* SUPPLIED ENTRIES *

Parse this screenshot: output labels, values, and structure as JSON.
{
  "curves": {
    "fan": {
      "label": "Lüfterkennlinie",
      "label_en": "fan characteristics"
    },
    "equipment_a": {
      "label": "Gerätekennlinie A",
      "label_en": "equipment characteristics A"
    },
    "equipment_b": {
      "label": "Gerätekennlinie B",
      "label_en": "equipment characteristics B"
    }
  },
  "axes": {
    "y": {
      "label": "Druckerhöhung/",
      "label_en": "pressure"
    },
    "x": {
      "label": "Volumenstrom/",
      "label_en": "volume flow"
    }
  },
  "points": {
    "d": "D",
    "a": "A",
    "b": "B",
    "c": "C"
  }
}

* SET PROBLEM *
Wherever the string "characteristics" appears in the entries above, list that line.

* OUTPUT FOR THIS TASK *
      "label_en": "fan characteristics"
      "label_en": "equipment characteristics A"
      "label_en": "equipment characteristics B"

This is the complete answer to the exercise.